### Exercise instructions
Wherever the string "requête" appears in the listing, copy that line.

§

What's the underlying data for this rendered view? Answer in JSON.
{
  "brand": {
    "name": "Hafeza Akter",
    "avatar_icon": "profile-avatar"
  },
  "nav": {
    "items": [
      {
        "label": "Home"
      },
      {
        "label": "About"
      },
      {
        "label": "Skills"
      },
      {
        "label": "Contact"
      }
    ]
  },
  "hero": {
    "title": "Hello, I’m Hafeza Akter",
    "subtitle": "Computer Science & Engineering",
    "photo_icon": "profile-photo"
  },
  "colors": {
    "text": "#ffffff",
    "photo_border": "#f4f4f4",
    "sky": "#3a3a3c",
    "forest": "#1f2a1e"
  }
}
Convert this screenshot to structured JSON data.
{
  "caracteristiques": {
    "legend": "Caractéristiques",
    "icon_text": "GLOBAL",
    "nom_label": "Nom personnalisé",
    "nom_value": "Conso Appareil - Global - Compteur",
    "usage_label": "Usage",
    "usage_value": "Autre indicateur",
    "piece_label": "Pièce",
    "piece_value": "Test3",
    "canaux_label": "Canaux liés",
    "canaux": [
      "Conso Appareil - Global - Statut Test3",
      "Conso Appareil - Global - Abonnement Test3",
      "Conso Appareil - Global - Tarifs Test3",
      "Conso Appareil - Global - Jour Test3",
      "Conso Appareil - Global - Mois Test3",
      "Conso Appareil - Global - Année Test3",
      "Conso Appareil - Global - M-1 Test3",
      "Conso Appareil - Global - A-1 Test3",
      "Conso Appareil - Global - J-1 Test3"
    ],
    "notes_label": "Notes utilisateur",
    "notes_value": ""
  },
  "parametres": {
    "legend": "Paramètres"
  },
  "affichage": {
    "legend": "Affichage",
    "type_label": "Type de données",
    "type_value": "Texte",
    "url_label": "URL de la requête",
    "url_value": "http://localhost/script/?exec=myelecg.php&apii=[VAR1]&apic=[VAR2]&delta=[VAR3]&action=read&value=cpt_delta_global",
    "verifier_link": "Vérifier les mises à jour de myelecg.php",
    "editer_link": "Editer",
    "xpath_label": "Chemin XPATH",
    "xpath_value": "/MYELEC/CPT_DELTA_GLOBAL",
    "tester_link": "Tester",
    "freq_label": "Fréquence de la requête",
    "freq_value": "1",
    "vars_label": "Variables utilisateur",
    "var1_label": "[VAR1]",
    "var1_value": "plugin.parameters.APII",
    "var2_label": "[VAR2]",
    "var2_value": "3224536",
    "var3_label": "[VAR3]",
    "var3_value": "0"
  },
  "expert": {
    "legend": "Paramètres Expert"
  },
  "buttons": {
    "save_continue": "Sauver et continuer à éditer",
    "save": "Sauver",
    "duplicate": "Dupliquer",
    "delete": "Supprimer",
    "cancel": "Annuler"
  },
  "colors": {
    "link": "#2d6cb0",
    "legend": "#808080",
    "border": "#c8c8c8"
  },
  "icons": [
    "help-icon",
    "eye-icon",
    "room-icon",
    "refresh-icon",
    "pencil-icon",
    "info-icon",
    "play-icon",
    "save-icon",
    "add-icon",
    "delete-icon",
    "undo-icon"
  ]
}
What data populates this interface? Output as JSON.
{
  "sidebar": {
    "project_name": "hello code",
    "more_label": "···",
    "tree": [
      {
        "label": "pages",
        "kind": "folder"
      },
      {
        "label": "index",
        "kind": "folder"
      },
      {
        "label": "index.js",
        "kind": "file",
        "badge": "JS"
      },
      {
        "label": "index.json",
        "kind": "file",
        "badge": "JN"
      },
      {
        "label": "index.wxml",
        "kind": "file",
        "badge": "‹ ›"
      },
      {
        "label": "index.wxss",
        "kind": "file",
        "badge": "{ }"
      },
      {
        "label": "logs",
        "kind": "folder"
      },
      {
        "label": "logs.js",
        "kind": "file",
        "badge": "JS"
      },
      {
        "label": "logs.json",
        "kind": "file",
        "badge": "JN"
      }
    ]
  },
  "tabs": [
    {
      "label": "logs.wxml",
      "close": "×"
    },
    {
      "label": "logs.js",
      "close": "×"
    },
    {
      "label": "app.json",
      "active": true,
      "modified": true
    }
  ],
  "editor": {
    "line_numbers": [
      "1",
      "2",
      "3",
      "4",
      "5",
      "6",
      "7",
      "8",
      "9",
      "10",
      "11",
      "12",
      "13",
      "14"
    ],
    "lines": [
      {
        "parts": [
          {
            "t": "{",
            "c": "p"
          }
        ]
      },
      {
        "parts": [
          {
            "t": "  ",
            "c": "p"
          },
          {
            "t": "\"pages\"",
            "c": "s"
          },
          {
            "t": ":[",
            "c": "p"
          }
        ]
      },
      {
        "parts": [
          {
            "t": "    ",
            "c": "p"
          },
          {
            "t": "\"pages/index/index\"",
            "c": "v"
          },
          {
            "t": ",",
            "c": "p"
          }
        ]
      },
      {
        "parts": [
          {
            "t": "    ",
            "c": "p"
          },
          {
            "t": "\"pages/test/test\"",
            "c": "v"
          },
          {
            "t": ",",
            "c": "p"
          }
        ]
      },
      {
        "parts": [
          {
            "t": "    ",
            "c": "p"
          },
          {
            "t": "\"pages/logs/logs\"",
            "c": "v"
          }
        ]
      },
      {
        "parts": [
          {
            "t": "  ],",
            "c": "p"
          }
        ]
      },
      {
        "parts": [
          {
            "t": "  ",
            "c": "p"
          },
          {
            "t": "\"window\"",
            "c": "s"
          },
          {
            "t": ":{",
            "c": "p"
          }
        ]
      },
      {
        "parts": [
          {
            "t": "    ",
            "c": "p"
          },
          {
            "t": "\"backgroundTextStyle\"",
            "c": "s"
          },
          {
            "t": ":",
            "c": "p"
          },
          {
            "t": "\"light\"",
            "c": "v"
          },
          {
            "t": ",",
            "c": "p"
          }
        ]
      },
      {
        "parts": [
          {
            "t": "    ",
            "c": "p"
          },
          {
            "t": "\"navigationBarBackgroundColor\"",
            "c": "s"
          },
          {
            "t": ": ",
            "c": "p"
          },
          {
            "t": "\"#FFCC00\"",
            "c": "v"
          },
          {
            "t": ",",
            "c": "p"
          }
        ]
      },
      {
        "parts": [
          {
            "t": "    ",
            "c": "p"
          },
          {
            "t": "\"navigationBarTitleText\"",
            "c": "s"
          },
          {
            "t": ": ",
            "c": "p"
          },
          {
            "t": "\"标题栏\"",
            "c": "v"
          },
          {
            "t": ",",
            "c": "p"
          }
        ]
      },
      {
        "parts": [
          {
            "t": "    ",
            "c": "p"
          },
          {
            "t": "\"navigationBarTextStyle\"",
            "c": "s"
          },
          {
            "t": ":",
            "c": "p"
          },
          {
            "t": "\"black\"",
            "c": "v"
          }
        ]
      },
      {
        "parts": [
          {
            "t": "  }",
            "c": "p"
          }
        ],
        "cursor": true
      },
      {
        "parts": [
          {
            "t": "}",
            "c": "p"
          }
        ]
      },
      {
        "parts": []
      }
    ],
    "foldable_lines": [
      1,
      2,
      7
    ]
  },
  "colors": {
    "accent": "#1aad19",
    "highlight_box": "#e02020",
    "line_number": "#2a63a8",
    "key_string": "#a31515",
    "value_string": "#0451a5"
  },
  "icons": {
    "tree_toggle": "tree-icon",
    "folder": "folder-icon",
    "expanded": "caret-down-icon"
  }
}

§

### The output
    "url_label": "URL de la requête",
    "freq_label": "Fréquence de la requête",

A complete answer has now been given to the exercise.